#### SET PROBLEM:
How many lines in these records hold the string "times"? Reply with the number alone.

#### TASK DATA:

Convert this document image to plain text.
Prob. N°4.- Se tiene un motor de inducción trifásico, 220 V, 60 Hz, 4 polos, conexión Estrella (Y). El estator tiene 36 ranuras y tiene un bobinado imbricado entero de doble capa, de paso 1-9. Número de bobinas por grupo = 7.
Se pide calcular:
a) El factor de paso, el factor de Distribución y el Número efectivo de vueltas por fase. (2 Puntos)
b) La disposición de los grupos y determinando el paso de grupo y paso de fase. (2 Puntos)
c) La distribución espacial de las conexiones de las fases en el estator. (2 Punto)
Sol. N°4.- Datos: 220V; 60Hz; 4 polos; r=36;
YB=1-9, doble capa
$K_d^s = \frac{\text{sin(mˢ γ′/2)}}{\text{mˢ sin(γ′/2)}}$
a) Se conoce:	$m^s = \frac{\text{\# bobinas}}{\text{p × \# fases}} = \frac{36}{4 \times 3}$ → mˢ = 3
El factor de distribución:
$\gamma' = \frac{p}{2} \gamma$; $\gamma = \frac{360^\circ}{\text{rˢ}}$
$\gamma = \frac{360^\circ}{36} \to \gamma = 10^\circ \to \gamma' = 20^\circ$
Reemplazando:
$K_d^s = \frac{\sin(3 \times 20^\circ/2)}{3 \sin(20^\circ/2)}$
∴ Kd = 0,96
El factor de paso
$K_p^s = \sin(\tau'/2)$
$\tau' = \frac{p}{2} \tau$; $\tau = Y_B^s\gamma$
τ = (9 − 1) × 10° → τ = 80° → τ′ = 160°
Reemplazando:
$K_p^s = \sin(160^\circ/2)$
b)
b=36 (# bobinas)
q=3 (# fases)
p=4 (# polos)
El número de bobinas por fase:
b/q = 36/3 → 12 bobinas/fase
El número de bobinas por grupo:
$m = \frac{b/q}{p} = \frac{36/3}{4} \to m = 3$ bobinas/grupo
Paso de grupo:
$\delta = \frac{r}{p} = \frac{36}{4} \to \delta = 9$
* * *
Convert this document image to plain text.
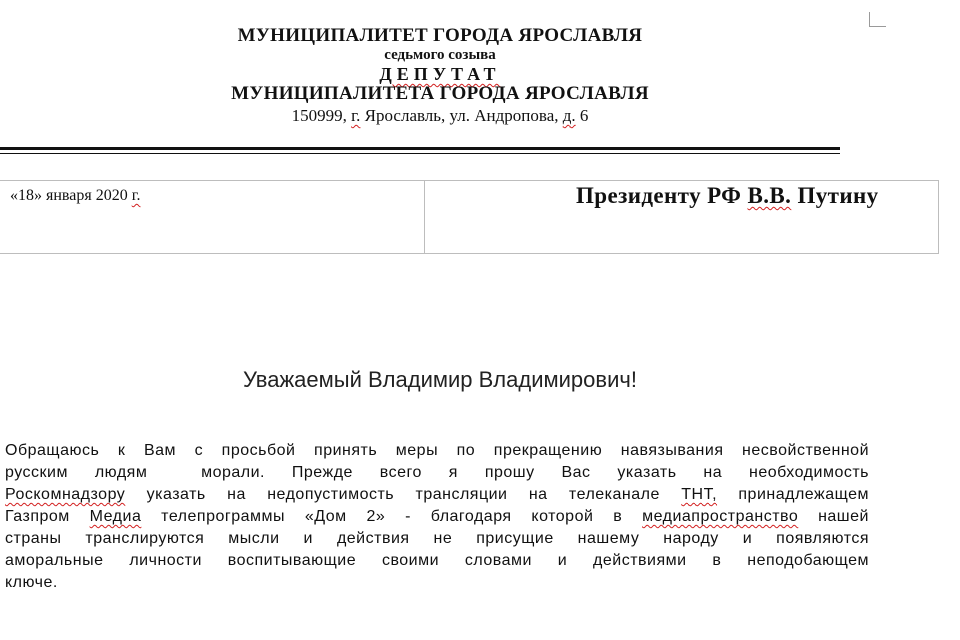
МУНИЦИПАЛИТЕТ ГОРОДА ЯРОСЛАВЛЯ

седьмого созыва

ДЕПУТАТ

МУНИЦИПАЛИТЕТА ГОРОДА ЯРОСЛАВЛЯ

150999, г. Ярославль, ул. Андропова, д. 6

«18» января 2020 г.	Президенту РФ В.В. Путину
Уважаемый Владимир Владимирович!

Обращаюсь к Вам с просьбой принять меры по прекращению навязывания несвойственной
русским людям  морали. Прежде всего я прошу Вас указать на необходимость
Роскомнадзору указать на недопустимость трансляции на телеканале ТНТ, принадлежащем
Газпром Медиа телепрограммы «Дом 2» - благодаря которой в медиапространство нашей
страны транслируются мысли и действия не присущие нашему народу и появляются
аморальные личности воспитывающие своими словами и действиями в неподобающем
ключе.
--
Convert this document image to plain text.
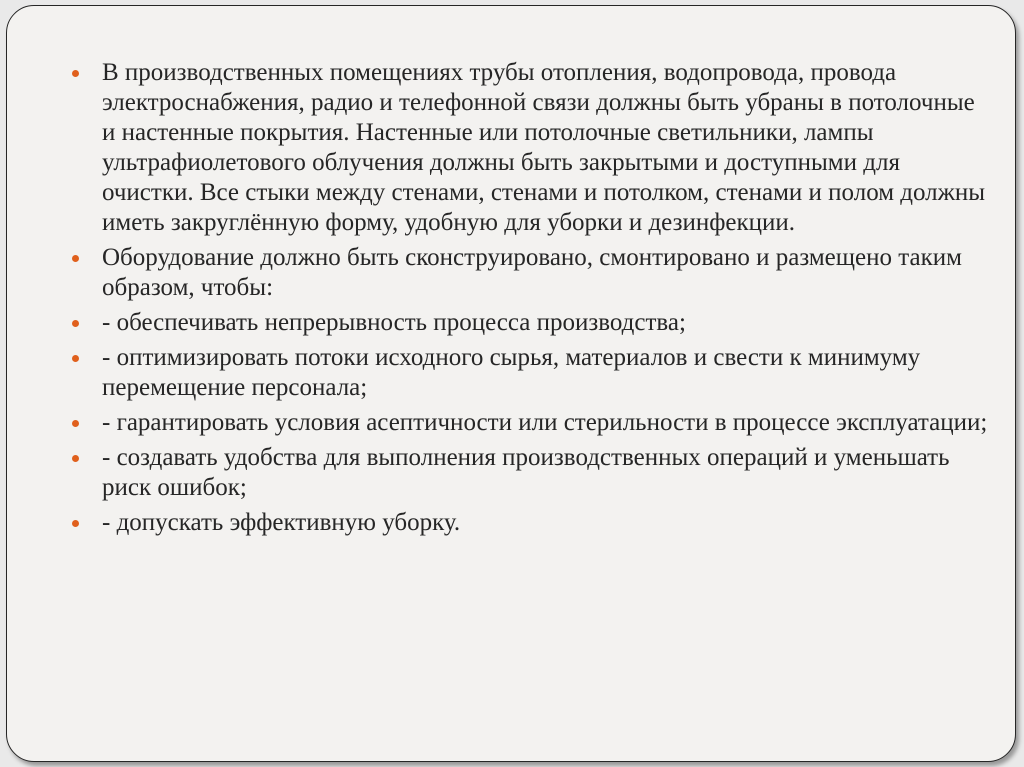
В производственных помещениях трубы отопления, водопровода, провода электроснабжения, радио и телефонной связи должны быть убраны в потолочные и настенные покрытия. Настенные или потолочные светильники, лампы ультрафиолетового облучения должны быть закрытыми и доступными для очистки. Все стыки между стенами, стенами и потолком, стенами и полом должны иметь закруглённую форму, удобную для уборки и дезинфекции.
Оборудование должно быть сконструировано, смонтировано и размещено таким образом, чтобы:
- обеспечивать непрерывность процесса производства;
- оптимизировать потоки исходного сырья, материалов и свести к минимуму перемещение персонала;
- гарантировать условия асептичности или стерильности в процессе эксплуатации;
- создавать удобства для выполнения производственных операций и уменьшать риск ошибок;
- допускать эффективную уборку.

#### RESULT FOR THIS EXERCISE:
2